Dataset listings of figures:
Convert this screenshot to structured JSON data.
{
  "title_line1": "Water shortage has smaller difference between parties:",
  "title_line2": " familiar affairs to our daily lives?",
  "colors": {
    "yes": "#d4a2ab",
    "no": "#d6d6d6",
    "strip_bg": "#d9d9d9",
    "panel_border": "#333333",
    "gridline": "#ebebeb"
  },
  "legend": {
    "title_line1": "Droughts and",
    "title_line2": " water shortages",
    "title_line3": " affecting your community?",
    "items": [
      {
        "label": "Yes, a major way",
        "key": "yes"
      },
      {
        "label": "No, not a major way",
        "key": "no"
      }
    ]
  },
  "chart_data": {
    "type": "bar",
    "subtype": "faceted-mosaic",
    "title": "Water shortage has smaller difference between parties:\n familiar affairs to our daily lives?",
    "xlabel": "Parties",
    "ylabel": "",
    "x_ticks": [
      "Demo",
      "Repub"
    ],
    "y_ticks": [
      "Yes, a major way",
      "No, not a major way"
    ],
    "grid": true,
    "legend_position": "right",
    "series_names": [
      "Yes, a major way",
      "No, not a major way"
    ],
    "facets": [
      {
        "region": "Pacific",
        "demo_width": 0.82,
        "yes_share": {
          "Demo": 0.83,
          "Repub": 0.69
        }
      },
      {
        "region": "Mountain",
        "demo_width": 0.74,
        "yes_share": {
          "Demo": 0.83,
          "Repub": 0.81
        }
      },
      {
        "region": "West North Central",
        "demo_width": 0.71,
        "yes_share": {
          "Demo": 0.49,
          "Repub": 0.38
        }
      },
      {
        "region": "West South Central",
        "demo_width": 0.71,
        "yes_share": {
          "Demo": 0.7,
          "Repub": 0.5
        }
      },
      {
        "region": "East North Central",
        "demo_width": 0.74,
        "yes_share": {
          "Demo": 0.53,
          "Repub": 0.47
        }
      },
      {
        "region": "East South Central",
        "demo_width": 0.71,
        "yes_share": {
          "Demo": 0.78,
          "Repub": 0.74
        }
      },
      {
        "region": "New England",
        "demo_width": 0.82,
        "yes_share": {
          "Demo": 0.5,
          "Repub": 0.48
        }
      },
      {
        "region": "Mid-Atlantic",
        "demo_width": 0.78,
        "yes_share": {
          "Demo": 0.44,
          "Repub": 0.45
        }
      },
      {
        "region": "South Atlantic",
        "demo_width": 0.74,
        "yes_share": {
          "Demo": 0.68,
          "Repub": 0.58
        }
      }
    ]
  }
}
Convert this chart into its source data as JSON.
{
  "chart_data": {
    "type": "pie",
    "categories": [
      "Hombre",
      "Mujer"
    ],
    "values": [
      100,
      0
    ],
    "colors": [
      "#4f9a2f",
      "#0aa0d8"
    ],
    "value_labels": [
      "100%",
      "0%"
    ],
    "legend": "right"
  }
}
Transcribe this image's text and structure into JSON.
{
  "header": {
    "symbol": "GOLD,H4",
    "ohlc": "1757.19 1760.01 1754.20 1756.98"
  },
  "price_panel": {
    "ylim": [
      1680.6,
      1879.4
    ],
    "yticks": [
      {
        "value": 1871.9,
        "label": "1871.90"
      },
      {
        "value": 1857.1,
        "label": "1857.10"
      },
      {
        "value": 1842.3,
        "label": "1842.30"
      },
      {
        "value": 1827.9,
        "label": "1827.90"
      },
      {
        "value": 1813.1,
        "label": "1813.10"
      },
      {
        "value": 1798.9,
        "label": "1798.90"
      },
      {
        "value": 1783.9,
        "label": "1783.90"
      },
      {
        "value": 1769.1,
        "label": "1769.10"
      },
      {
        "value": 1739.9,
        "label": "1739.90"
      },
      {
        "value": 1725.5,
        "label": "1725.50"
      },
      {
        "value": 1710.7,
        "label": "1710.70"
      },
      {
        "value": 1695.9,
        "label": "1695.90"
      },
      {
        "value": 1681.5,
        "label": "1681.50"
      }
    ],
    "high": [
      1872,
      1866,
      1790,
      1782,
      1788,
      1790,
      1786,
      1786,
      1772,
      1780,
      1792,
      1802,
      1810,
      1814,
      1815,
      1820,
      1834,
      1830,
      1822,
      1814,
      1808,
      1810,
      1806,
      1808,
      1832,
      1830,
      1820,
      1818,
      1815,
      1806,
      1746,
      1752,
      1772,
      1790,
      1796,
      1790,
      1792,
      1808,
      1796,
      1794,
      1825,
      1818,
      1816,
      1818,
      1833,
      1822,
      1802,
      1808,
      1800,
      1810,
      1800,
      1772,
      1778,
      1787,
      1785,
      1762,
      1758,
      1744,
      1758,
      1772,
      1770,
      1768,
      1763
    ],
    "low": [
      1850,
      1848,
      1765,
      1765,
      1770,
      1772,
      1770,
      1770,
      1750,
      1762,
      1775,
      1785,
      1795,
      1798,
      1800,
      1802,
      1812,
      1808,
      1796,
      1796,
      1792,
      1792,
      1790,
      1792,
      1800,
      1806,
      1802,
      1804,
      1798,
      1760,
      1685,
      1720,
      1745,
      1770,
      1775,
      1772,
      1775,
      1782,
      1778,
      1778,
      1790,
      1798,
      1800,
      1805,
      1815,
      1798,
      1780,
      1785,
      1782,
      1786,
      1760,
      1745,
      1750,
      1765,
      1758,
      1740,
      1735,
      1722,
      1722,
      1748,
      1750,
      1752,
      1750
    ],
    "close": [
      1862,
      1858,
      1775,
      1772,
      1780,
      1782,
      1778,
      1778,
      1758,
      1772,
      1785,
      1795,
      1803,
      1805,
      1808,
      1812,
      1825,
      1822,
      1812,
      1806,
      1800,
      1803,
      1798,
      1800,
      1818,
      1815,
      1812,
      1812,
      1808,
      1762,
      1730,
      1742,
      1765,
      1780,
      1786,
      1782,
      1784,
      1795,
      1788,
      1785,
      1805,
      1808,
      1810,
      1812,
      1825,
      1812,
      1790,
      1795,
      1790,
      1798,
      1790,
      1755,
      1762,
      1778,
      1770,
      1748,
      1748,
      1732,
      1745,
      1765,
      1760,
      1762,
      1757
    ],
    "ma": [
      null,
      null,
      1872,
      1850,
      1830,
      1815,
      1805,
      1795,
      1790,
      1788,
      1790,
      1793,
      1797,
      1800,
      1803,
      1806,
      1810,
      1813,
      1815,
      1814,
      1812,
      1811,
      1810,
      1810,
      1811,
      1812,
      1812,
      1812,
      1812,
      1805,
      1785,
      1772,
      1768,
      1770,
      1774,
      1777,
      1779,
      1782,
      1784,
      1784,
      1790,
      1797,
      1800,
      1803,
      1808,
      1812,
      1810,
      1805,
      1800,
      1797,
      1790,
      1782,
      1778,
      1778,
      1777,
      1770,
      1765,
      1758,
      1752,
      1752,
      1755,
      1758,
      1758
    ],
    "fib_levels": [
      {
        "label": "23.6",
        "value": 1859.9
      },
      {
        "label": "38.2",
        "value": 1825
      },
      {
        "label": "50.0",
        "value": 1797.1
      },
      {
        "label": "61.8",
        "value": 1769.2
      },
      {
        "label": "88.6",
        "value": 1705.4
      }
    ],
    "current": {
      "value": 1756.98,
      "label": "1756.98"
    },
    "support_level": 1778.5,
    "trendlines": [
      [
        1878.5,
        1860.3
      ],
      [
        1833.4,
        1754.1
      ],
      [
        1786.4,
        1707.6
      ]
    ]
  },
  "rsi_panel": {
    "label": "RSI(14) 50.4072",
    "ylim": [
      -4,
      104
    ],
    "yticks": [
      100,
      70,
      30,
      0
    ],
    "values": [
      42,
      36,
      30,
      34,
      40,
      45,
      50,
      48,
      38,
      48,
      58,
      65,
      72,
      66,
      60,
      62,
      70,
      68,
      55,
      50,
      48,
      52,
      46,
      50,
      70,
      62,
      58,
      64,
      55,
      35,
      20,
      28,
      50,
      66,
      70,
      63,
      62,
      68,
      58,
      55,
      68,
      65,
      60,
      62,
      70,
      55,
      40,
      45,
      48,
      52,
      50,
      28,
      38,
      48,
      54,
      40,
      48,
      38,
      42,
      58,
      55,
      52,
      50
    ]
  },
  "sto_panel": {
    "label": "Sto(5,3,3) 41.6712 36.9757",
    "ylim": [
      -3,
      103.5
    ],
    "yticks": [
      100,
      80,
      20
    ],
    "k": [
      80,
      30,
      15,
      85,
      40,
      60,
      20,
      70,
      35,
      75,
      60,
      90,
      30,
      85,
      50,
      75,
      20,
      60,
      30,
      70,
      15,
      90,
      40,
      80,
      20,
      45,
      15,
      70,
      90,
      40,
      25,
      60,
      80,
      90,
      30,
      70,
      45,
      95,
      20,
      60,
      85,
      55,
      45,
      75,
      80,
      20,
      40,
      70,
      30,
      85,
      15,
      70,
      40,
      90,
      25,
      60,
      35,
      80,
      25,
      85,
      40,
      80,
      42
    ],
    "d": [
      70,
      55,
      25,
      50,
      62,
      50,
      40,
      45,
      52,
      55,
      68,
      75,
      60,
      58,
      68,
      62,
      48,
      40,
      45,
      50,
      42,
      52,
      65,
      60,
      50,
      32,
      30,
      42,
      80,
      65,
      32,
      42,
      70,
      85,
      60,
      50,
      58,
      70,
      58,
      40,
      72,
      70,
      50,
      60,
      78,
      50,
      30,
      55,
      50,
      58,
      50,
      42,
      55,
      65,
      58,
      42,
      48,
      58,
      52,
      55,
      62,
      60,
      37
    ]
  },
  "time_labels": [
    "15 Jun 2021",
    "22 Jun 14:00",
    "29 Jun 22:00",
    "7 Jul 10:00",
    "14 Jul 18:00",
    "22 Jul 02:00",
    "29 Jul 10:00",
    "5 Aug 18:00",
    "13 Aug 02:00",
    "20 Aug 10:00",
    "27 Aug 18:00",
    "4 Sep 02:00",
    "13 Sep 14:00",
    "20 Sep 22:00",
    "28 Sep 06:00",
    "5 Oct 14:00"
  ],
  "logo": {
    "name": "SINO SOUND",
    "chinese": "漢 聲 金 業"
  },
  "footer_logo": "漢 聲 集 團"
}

Short problem:
Using the entries above, find all lines with "South". Copy them.

Response to this exercise:
        "region": "West South Central",
        "region": "East South Central",
        "region": "South Atlantic",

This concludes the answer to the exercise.